### Instructions to follow
Repeat every record below exactly, leaving out the pictures.

(Extracts from a graphics dataset)
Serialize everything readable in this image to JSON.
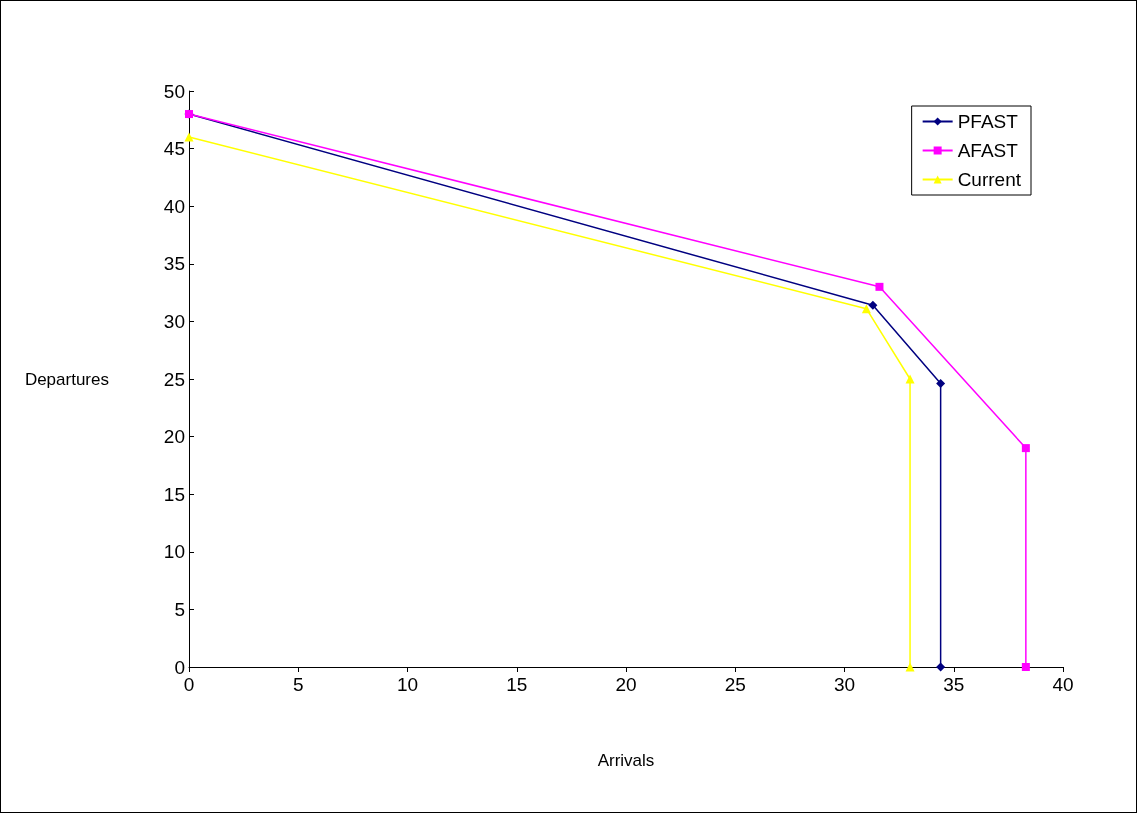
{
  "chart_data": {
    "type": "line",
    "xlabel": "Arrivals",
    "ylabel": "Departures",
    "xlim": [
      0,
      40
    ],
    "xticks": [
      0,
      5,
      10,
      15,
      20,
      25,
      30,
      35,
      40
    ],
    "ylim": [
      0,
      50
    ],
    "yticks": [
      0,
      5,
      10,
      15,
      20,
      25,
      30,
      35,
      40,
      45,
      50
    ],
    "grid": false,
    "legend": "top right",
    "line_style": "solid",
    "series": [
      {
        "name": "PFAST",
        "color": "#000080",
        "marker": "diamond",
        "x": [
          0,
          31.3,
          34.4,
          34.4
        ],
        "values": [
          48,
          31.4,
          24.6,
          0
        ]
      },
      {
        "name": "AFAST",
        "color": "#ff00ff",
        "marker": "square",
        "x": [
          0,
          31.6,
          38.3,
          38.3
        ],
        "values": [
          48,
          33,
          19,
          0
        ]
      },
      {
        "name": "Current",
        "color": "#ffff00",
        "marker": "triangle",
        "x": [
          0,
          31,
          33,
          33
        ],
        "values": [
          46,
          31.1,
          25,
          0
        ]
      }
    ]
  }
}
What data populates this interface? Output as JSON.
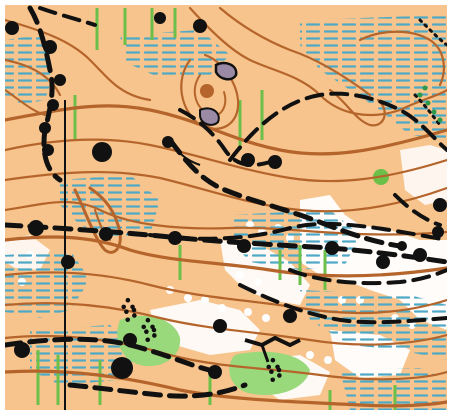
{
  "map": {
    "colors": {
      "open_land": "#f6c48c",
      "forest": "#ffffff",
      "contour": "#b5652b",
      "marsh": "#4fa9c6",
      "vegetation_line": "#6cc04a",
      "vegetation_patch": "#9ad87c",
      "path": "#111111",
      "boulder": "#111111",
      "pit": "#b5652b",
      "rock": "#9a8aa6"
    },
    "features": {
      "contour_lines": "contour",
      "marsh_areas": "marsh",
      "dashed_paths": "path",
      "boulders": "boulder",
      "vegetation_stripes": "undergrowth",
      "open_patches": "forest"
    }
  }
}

### Worked answer
Serialize everything readable in this image to JSON.
{
  "chart_data": {
    "type": "line",
    "xlabel": "Arrivals",
    "ylabel": "Departures",
    "xlim": [
      0,
      40
    ],
    "xticks": [
      0,
      5,
      10,
      15,
      20,
      25,
      30,
      35,
      40
    ],
    "ylim": [
      0,
      50
    ],
    "yticks": [
      0,
      5,
      10,
      15,
      20,
      25,
      30,
      35,
      40,
      45,
      50
    ],
    "grid": false,
    "legend": "top right",
    "line_style": "solid",
    "series": [
      {
        "name": "PFAST",
        "color": "#000080",
        "marker": "diamond",
        "x": [
          0,
          31.3,
          34.4,
          34.4
        ],
        "values": [
          48,
          31.4,
          24.6,
          0
        ]
      },
      {
        "name": "AFAST",
        "color": "#ff00ff",
        "marker": "square",
        "x": [
          0,
          31.6,
          38.3,
          38.3
        ],
        "values": [
          48,
          33,
          19,
          0
        ]
      },
      {
        "name": "Current",
        "color": "#ffff00",
        "marker": "triangle",
        "x": [
          0,
          31,
          33,
          33
        ],
        "values": [
          46,
          31.1,
          25,
          0
        ]
      }
    ]
  }
}
What data populates this interface? Output as JSON.
{
  "map": {
    "colors": {
      "open_land": "#f6c48c",
      "forest": "#ffffff",
      "contour": "#b5652b",
      "marsh": "#4fa9c6",
      "vegetation_line": "#6cc04a",
      "vegetation_patch": "#9ad87c",
      "path": "#111111",
      "boulder": "#111111",
      "pit": "#b5652b",
      "rock": "#9a8aa6"
    },
    "features": {
      "contour_lines": "contour",
      "marsh_areas": "marsh",
      "dashed_paths": "path",
      "boulders": "boulder",
      "vegetation_stripes": "undergrowth",
      "open_patches": "forest"
    }
  }
}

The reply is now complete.